Records shown:

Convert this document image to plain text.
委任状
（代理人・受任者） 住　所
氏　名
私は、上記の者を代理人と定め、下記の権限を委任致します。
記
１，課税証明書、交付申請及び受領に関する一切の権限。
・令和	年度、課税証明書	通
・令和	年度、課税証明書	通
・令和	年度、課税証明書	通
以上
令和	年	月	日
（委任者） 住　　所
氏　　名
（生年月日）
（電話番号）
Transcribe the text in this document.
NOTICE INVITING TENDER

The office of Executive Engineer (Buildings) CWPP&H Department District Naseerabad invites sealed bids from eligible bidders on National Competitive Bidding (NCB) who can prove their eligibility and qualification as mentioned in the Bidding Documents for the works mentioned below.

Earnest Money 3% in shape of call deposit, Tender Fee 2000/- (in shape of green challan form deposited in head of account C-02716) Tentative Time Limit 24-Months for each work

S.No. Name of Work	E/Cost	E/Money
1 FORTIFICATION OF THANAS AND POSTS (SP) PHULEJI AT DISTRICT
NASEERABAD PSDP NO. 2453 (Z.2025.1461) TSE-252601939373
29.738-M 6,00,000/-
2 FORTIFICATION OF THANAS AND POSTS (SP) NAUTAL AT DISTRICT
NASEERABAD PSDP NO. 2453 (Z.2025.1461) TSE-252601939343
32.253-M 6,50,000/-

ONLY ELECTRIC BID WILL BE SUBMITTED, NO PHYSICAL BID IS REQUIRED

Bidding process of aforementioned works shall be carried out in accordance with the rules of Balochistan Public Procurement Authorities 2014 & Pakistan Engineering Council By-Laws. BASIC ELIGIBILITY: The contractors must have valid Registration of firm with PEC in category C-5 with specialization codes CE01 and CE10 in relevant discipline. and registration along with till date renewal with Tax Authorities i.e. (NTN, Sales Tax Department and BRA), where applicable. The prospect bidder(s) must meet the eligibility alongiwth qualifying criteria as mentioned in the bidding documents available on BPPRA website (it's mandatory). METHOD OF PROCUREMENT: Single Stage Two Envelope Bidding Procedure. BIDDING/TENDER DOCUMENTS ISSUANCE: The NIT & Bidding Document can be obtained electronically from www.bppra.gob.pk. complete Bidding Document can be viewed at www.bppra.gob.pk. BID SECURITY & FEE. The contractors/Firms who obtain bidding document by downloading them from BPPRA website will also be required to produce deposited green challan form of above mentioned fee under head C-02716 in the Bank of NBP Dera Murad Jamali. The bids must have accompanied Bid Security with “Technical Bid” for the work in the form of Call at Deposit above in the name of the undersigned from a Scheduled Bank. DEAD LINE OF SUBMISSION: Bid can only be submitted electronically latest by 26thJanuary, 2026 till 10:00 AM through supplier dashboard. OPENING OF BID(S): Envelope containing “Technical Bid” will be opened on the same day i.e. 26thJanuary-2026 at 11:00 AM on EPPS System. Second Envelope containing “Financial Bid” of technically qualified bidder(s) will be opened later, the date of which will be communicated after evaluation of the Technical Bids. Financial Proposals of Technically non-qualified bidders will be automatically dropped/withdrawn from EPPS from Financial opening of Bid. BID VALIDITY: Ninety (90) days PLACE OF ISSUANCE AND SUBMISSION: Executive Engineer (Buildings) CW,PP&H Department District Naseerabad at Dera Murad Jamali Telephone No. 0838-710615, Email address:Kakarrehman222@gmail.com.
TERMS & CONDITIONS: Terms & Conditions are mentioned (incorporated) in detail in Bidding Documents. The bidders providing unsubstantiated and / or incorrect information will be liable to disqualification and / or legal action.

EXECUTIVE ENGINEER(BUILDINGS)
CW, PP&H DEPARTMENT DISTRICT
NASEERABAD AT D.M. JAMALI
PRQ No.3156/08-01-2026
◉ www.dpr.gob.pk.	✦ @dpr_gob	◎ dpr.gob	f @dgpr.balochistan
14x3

Instructions for the task: Reproduce every line of the material above exactly.

Correct response:
Convert this document image to plain text.
委任状
（代理人・受任者） 住　所
氏　名
私は、上記の者を代理人と定め、下記の権限を委任致します。
記
１，課税証明書、交付申請及び受領に関する一切の権限。
・令和	年度、課税証明書	通
・令和	年度、課税証明書	通
・令和	年度、課税証明書	通
以上
令和	年	月	日
（委任者） 住　　所
氏　　名
（生年月日）
（電話番号）
Transcribe the text in this document.
NOTICE INVITING TENDER

The office of Executive Engineer (Buildings) CWPP&H Department District Naseerabad invites sealed bids from eligible bidders on National Competitive Bidding (NCB) who can prove their eligibility and qualification as mentioned in the Bidding Documents for the works mentioned below.

Earnest Money 3% in shape of call deposit, Tender Fee 2000/- (in shape of green challan form deposited in head of account C-02716) Tentative Time Limit 24-Months for each work

S.No. Name of Work	E/Cost	E/Money
1 FORTIFICATION OF THANAS AND POSTS (SP) PHULEJI AT DISTRICT
NASEERABAD PSDP NO. 2453 (Z.2025.1461) TSE-252601939373
29.738-M 6,00,000/-
2 FORTIFICATION OF THANAS AND POSTS (SP) NAUTAL AT DISTRICT
NASEERABAD PSDP NO. 2453 (Z.2025.1461) TSE-252601939343
32.253-M 6,50,000/-

ONLY ELECTRIC BID WILL BE SUBMITTED, NO PHYSICAL BID IS REQUIRED

Bidding process of aforementioned works shall be carried out in accordance with the rules of Balochistan Public Procurement Authorities 2014 & Pakistan Engineering Council By-Laws. BASIC ELIGIBILITY: The contractors must have valid Registration of firm with PEC in category C-5 with specialization codes CE01 and CE10 in relevant discipline. and registration along with till date renewal with Tax Authorities i.e. (NTN, Sales Tax Department and BRA), where applicable. The prospect bidder(s) must meet the eligibility alongiwth qualifying criteria as mentioned in the bidding documents available on BPPRA website (it's mandatory). METHOD OF PROCUREMENT: Single Stage Two Envelope Bidding Procedure. BIDDING/TENDER DOCUMENTS ISSUANCE: The NIT & Bidding Document can be obtained electronically from www.bppra.gob.pk. complete Bidding Document can be viewed at www.bppra.gob.pk. BID SECURITY & FEE. The contractors/Firms who obtain bidding document by downloading them from BPPRA website will also be required to produce deposited green challan form of above mentioned fee under head C-02716 in the Bank of NBP Dera Murad Jamali. The bids must have accompanied Bid Security with “Technical Bid” for the work in the form of Call at Deposit above in the name of the undersigned from a Scheduled Bank. DEAD LINE OF SUBMISSION: Bid can only be submitted electronically latest by 26thJanuary, 2026 till 10:00 AM through supplier dashboard. OPENING OF BID(S): Envelope containing “Technical Bid” will be opened on the same day i.e. 26thJanuary-2026 at 11:00 AM on EPPS System. Second Envelope containing “Financial Bid” of technically qualified bidder(s) will be opened later, the date of which will be communicated after evaluation of the Technical Bids. Financial Proposals of Technically non-qualified bidders will be automatically dropped/withdrawn from EPPS from Financial opening of Bid. BID VALIDITY: Ninety (90) days PLACE OF ISSUANCE AND SUBMISSION: Executive Engineer (Buildings) CW,PP&H Department District Naseerabad at Dera Murad Jamali Telephone No. 0838-710615, Email address:Kakarrehman222@gmail.com.
TERMS & CONDITIONS: Terms & Conditions are mentioned (incorporated) in detail in Bidding Documents. The bidders providing unsubstantiated and / or incorrect information will be liable to disqualification and / or legal action.

EXECUTIVE ENGINEER(BUILDINGS)
CW, PP&H DEPARTMENT DISTRICT
NASEERABAD AT D.M. JAMALI
PRQ No.3156/08-01-2026
◉ www.dpr.gob.pk.	✦ @dpr_gob	◎ dpr.gob	f @dgpr.balochistan
14x3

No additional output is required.